» DIRECTIVE: All lines in the data bearing the string "Dallas" should be identified and copied.

===== SUPPLIED DATA =====

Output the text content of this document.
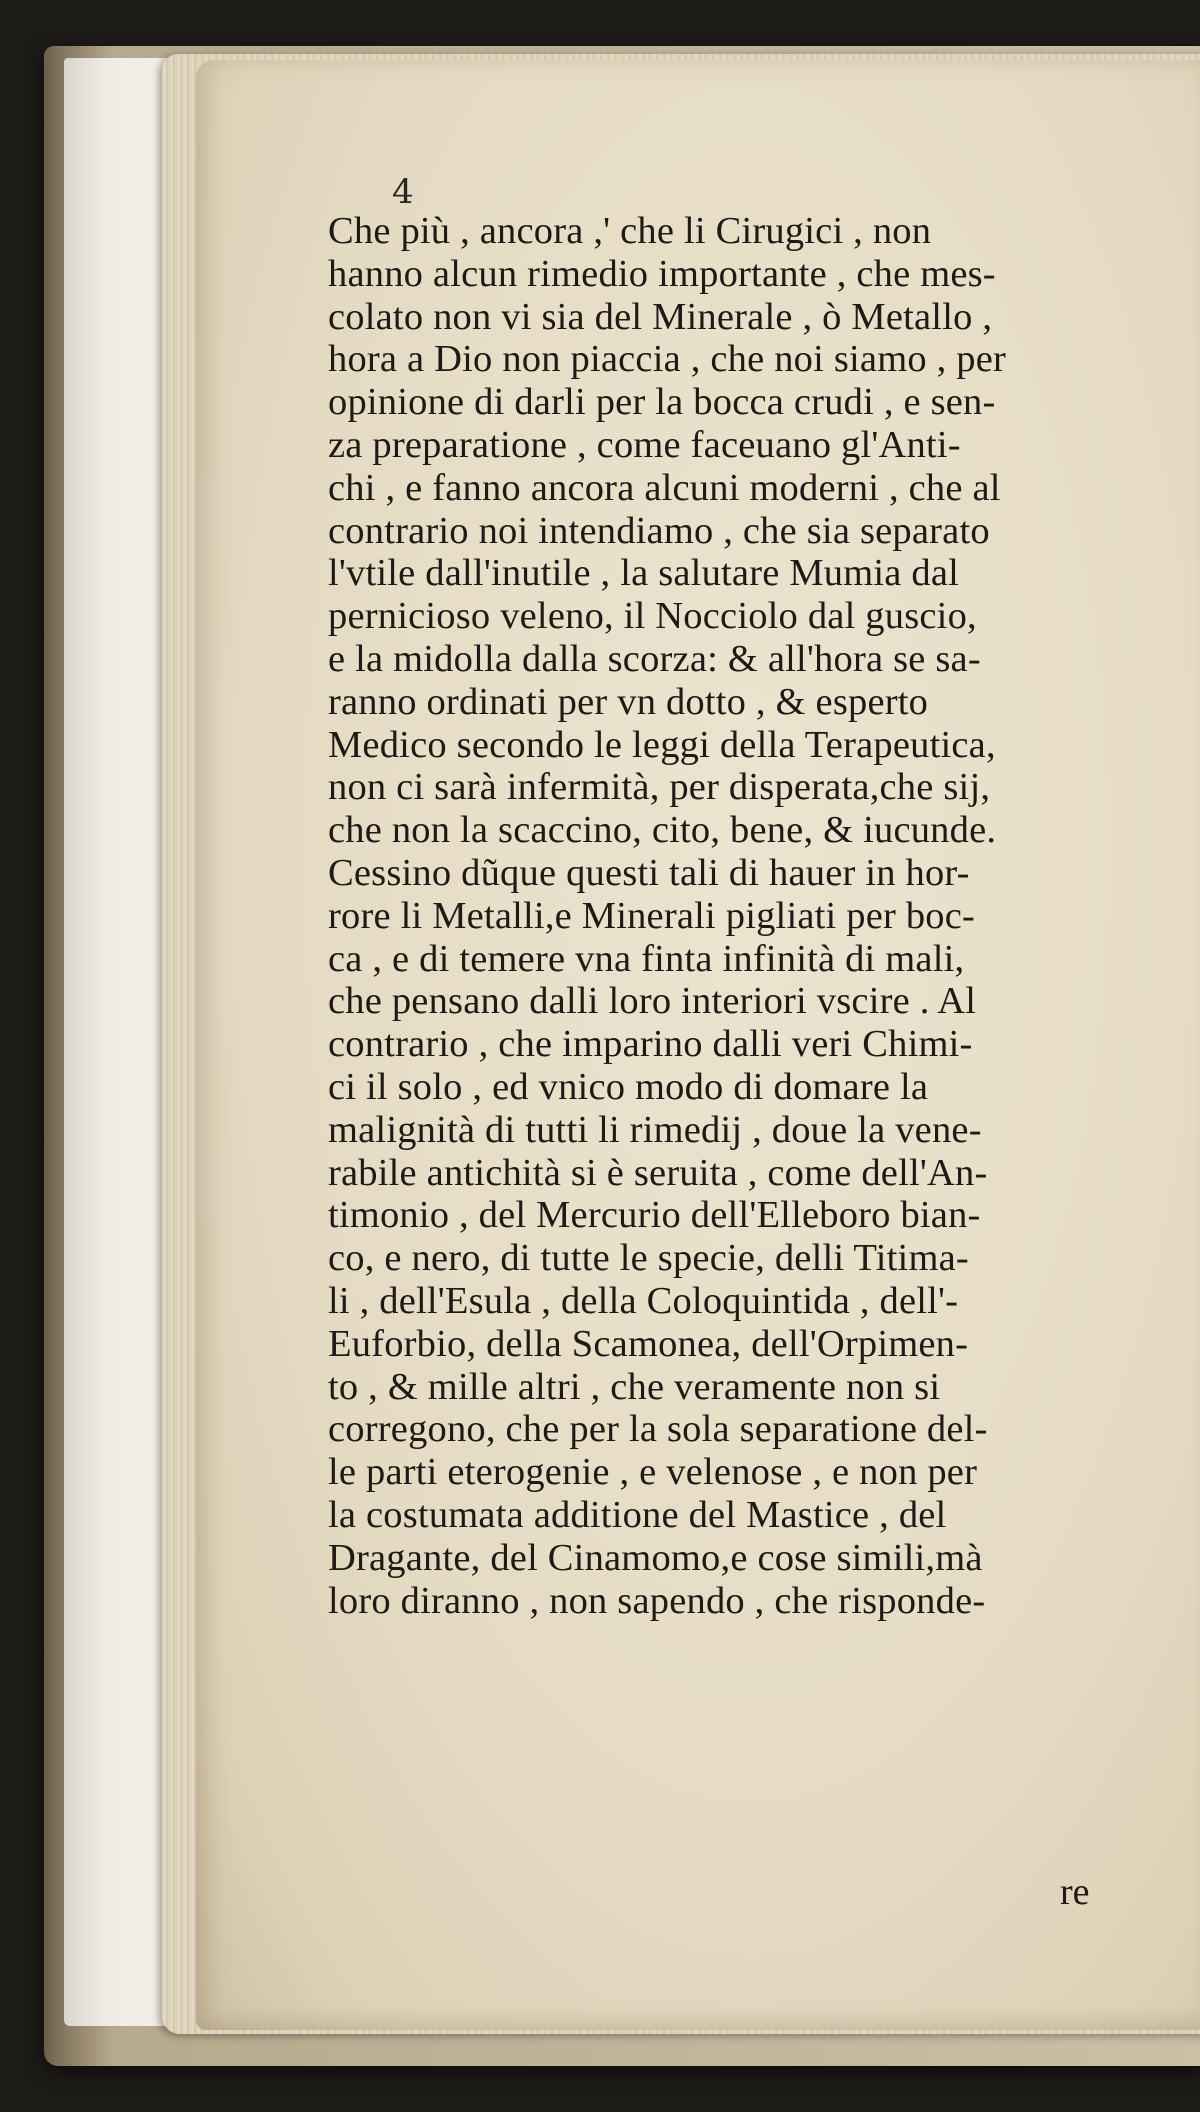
4

Che più , ancora ,' che li Cirugici , non
hanno alcun rimedio importante , che mes-
colato non vi sia del Minerale , ò Metallo ,
hora a Dio non piaccia , che noi siamo , per
opinione di darli per la bocca crudi , e sen-
za preparatione , come faceuano gl'Anti-
chi , e fanno ancora alcuni moderni , che al
contrario noi intendiamo , che sia separato
l'vtile dall'inutile , la salutare Mumia dal
pernicioso veleno, il Nocciolo dal guscio,
e la midolla dalla scorza: & all'hora se sa-
ranno ordinati per vn dotto , & esperto
Medico secondo le leggi della Terapeutica,
non ci sarà infermità, per disperata,che sij,
che non la scaccino, cito, bene, & iucunde.
Cessino dũque questi tali di hauer in hor-
rore li Metalli,e Minerali pigliati per boc-
ca , e di temere vna finta infinità di mali,
che pensano dalli loro interiori vscire . Al
contrario , che imparino dalli veri Chimi-
ci il solo , ed vnico modo di domare la
malignità di tutti li rimedij , doue la vene-
rabile antichità si è seruita , come dell'An-
timonio , del Mercurio dell'Elleboro bian-
co, e nero, di tutte le specie, delli Titima-
li , dell'Esula , della Coloquintida , dell'-
Euforbio, della Scamonea, dell'Orpimen-
to , & mille altri , che veramente non si
corregono, che per la sola separatione del-
le parti eterogenie , e velenose , e non per
la costumata additione del Mastice , del
Dragante, del Cinamomo,e cose simili,mà
loro diranno , non sapendo , che risponde-
re
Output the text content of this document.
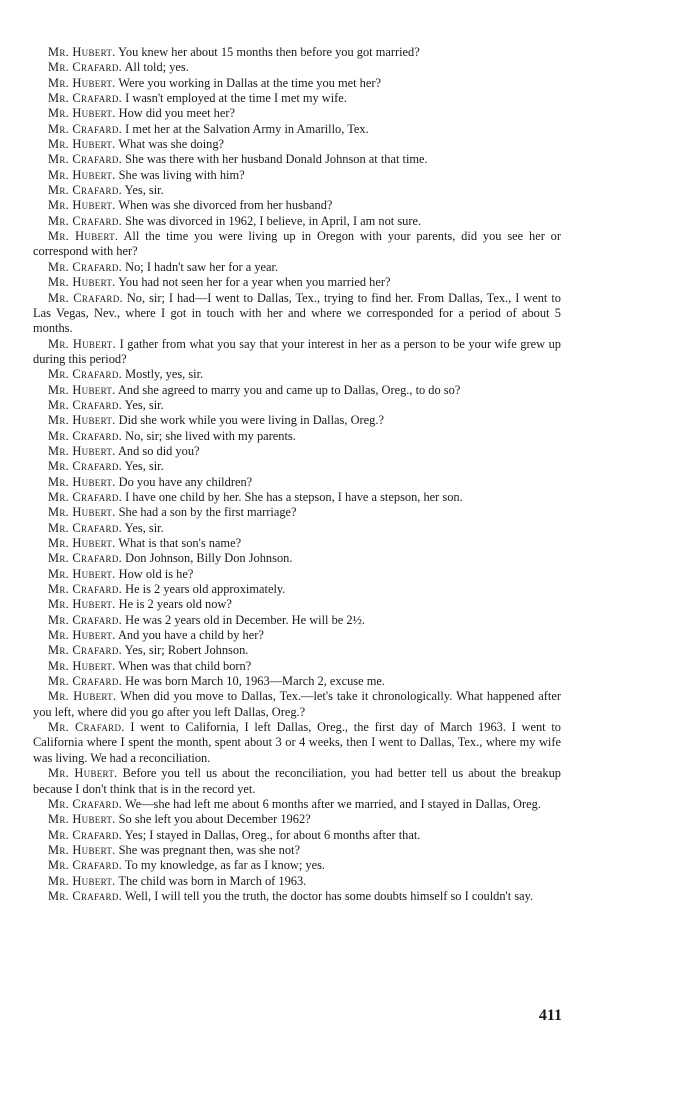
Mr. Hubert. You knew her about 15 months then before you got married?

Mr. Crafard. All told; yes.

Mr. Hubert. Were you working in Dallas at the time you met her?

Mr. Crafard. I wasn't employed at the time I met my wife.

Mr. Hubert. How did you meet her?

Mr. Crafard. I met her at the Salvation Army in Amarillo, Tex.

Mr. Hubert. What was she doing?

Mr. Crafard. She was there with her husband Donald Johnson at that time.

Mr. Hubert. She was living with him?

Mr. Crafard. Yes, sir.

Mr. Hubert. When was she divorced from her husband?

Mr. Crafard. She was divorced in 1962, I believe, in April, I am not sure.

Mr. Hubert. All the time you were living up in Oregon with your parents, did you see her or correspond with her?

Mr. Crafard. No; I hadn't saw her for a year.

Mr. Hubert. You had not seen her for a year when you married her?

Mr. Crafard. No, sir; I had—I went to Dallas, Tex., trying to find her. From Dallas, Tex., I went to Las Vegas, Nev., where I got in touch with her and where we corresponded for a period of about 5 months.

Mr. Hubert. I gather from what you say that your interest in her as a person to be your wife grew up during this period?

Mr. Crafard. Mostly, yes, sir.

Mr. Hubert. And she agreed to marry you and came up to Dallas, Oreg., to do so?

Mr. Crafard. Yes, sir.

Mr. Hubert. Did she work while you were living in Dallas, Oreg.?

Mr. Crafard. No, sir; she lived with my parents.

Mr. Hubert. And so did you?

Mr. Crafard. Yes, sir.

Mr. Hubert. Do you have any children?

Mr. Crafard. I have one child by her. She has a stepson, I have a stepson, her son.

Mr. Hubert. She had a son by the first marriage?

Mr. Crafard. Yes, sir.

Mr. Hubert. What is that son's name?

Mr. Crafard. Don Johnson, Billy Don Johnson.

Mr. Hubert. How old is he?

Mr. Crafard. He is 2 years old approximately.

Mr. Hubert. He is 2 years old now?

Mr. Crafard. He was 2 years old in December. He will be 2½.

Mr. Hubert. And you have a child by her?

Mr. Crafard. Yes, sir; Robert Johnson.

Mr. Hubert. When was that child born?

Mr. Crafard. He was born March 10, 1963—March 2, excuse me.

Mr. Hubert. When did you move to Dallas, Tex.—let's take it chronologically. What happened after you left, where did you go after you left Dallas, Oreg.?

Mr. Crafard. I went to California, I left Dallas, Oreg., the first day of March 1963. I went to California where I spent the month, spent about 3 or 4 weeks, then I went to Dallas, Tex., where my wife was living. We had a reconciliation.

Mr. Hubert. Before you tell us about the reconciliation, you had better tell us about the breakup because I don't think that is in the record yet.

Mr. Crafard. We—she had left me about 6 months after we married, and I stayed in Dallas, Oreg.

Mr. Hubert. So she left you about December 1962?

Mr. Crafard. Yes; I stayed in Dallas, Oreg., for about 6 months after that.

Mr. Hubert. She was pregnant then, was she not?

Mr. Crafard. To my knowledge, as far as I know; yes.

Mr. Hubert. The child was born in March of 1963.

Mr. Crafard. Well, I will tell you the truth, the doctor has some doubts himself so I couldn't say.

411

=====

» FULL SOLUTION:
Mr. Hubert. Were you working in Dallas at the time you met her?
Mr. Crafard. No, sir; I had—I went to Dallas, Tex., trying to find her. From Dallas, Tex., I went to Las Vegas, Nev., where I got in touch with her and where we corresponded for a period of about 5 months.
Mr. Hubert. And she agreed to marry you and came up to Dallas, Oreg., to do so?
Mr. Hubert. Did she work while you were living in Dallas, Oreg.?
Mr. Hubert. When did you move to Dallas, Tex.—let's take it chronologically. What happened after you left, where did you go after you left Dallas, Oreg.?
Mr. Crafard. I went to California, I left Dallas, Oreg., the first day of March 1963. I went to California where I spent the month, spent about 3 or 4 weeks, then I went to Dallas, Tex., where my wife was living. We had a reconciliation.
Mr. Crafard. We—she had left me about 6 months after we married, and I stayed in Dallas, Oreg.
Mr. Crafard. Yes; I stayed in Dallas, Oreg., for about 6 months after that.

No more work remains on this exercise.